**TASKS FOR THIS EXERCISE:**
a. From the essay on the founder's decision bottleneck below, quote the stretch from "Every founder pays" through "order of magnitude.".
b. In the essay on the founder's decision bottleneck below, by how much is the number usually larger than the operator expects?
c. Write what follows the last sentence of the essay on the founder's decision bottleneck below.

**DOCUMENT TEXT:**
==*==

Every founder pays a tax the company does not put on the income statement. It is the cost of running every decision through one operating mind. The cost compounds as the company grows. It is invisible until the company stops scaling, and then it is the first thing every honest diagnostic finds.
We have run this diagnostic dozens of times. The number is always larger than the operator expects. Usually by an order of magnitude.
How the dependency forms
It does not happen because the founder wants control. It happens because the founder is faster. In the first phase of every company, the operator's brain is the fastest decision system in the business. The team learns to route everything through it because that is the fastest path. The founder reinforces the pattern because the wrong decision is more expensive than the slow process.
This works through the first phase. It begins to break in the second. By the third, it is the dominant constraint on the company.
The team is not slower than they were. The founder is not less capable than they were. The cap is structural. Decisions queue at the founder, and the queue is the company's actual throughput. Everything downstream of the queue runs on the queue's clock.

==*==

**INFORMATION:**
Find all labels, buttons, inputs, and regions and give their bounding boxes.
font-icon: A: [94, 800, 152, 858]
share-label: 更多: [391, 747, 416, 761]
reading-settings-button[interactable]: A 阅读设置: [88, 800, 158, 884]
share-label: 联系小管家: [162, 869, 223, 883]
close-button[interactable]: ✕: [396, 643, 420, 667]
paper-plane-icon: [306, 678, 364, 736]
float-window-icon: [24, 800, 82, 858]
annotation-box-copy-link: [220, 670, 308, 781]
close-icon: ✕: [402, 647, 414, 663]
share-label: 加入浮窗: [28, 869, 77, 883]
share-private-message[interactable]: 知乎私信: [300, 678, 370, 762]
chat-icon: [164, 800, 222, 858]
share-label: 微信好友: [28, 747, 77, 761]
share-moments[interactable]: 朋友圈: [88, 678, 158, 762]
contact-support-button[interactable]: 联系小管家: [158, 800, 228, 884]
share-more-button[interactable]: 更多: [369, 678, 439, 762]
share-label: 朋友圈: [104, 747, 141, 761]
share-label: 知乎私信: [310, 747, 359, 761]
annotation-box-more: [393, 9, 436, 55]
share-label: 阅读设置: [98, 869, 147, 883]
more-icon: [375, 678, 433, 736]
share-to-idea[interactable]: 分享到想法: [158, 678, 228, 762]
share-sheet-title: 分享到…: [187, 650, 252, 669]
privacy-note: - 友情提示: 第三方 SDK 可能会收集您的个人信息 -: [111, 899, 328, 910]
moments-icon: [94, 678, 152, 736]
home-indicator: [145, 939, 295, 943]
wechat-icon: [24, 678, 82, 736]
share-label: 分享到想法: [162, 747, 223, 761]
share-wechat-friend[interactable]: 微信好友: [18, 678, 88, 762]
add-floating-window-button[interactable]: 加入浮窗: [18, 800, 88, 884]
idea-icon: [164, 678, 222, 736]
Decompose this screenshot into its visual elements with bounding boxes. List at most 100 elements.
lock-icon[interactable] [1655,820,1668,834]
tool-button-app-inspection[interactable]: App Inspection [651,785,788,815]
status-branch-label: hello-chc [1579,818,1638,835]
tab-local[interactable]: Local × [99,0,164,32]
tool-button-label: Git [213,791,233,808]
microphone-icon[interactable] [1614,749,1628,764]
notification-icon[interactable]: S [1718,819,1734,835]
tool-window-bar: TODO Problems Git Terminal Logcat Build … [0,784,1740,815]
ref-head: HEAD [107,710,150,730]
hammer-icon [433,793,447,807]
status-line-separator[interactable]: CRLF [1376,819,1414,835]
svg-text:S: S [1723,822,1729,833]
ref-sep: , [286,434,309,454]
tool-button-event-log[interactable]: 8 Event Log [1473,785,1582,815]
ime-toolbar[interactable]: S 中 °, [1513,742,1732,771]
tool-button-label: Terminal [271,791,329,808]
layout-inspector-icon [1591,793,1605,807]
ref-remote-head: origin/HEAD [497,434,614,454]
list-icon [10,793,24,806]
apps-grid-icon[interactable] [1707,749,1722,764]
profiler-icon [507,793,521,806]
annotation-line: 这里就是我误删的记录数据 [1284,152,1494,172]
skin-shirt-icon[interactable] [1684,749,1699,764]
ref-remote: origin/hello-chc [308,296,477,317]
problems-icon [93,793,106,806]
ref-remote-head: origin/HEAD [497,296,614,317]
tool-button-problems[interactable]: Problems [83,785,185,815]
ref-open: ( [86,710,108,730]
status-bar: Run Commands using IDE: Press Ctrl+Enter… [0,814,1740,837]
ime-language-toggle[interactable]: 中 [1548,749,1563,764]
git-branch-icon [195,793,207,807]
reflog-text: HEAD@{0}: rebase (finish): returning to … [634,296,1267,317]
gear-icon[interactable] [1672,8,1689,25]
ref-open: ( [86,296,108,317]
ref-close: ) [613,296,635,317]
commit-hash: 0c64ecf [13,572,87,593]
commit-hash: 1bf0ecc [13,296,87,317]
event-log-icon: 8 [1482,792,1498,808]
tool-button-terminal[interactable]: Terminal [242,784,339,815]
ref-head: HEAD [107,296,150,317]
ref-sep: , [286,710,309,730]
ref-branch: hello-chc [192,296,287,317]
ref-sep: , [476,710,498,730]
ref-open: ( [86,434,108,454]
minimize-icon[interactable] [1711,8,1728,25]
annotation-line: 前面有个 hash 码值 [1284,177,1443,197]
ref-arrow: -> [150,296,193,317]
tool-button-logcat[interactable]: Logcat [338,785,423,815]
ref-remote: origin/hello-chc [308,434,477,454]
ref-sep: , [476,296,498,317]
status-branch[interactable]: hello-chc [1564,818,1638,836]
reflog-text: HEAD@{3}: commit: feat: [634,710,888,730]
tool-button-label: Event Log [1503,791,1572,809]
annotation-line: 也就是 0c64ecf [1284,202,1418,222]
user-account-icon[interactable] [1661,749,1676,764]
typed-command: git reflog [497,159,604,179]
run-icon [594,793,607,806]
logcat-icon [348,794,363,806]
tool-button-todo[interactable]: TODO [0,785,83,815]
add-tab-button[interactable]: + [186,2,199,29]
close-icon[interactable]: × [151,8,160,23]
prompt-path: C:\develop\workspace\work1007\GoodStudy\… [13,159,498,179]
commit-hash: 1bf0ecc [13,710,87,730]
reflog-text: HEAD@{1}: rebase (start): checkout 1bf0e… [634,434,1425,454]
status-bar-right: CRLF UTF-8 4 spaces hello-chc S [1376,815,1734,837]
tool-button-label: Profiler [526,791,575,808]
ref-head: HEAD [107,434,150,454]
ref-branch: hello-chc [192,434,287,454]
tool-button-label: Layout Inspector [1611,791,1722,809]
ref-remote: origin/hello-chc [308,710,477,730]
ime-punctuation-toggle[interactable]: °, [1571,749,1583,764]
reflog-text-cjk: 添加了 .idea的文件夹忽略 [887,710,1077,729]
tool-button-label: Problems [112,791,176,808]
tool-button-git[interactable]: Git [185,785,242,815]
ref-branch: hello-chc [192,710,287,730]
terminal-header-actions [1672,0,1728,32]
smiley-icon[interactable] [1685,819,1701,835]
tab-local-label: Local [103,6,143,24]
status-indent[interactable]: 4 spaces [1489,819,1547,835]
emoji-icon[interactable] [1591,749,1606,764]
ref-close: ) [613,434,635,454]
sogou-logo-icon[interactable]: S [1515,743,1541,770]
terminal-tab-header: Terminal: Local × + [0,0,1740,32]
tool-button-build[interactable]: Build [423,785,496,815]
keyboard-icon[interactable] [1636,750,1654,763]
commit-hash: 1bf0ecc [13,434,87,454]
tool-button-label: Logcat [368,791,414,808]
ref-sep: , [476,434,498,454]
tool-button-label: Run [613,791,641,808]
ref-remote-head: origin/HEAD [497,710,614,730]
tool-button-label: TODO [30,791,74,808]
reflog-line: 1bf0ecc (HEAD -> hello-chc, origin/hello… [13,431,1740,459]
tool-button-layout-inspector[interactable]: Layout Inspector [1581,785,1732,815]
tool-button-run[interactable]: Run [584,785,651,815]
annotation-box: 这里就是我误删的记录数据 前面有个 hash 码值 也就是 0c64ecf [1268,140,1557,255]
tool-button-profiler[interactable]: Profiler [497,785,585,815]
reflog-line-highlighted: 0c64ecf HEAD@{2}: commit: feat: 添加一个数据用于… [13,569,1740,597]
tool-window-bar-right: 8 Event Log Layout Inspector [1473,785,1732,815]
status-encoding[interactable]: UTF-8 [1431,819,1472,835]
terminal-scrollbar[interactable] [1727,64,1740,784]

==*==

**TASK-BY-TASK OUTPUTS:**
a.
Every founder pays a tax the company does not put on the income statement. It is the cost of running every decision through one operating mind. The cost compounds as the company grows. It is invisible until the company stops scaling, and then it is the first thing every honest diagnostic finds.
We have run this diagnostic dozens of times. The number is always larger than the operator expects. Usually by an order of magnitude.

b. By an order of magnitude.

c.
The company runs at the speed of the founder. Until the founder is not the speed limit any more, the company cannot scale past them.
What the dependency costs
We measure it by removing it. Eight weeks into most engagements, the founder takes seven full days off. No Slack, no calls, no async. The team runs the business.
The numbers from the seven days are the diagnostic. If the company degrades in any structural way, the dependency is alive. If the company holds the line, the dependency is broken. We grade the engagement on what the team did, not on what the founder felt.
The companies that pass this test are worth several multiples more than they were eight weeks earlier. Not because the business has changed. Because the operating risk has.
Where the dependency lives
It lives in three places. Each one has to be addressed differently.
It lives in decisions the team does not have permission to make. This is the easiest to fix. We write the rails, the founder signs them, the team uses them.
It lives in decisions the team does not have visibility to make. Harder. The team needs the same view the founder has of the business. Dashboards, reports, weekly rituals. Most companies skip this layer entirely because the founder did not need it. The team does.
It lives in decisions the team does not have judgment to make. Hardest. This is not a documentation problem. It is a hiring problem, a development problem, sometimes a culture problem. It takes the longest to fix and is the most leveraged when it is fixed.
What it looks like when it is removed
The founder still works. The work is different. Less queue management, less routine decision-making, less inbox. More strategy, more capital allocation, more category creation. The work the team cannot do.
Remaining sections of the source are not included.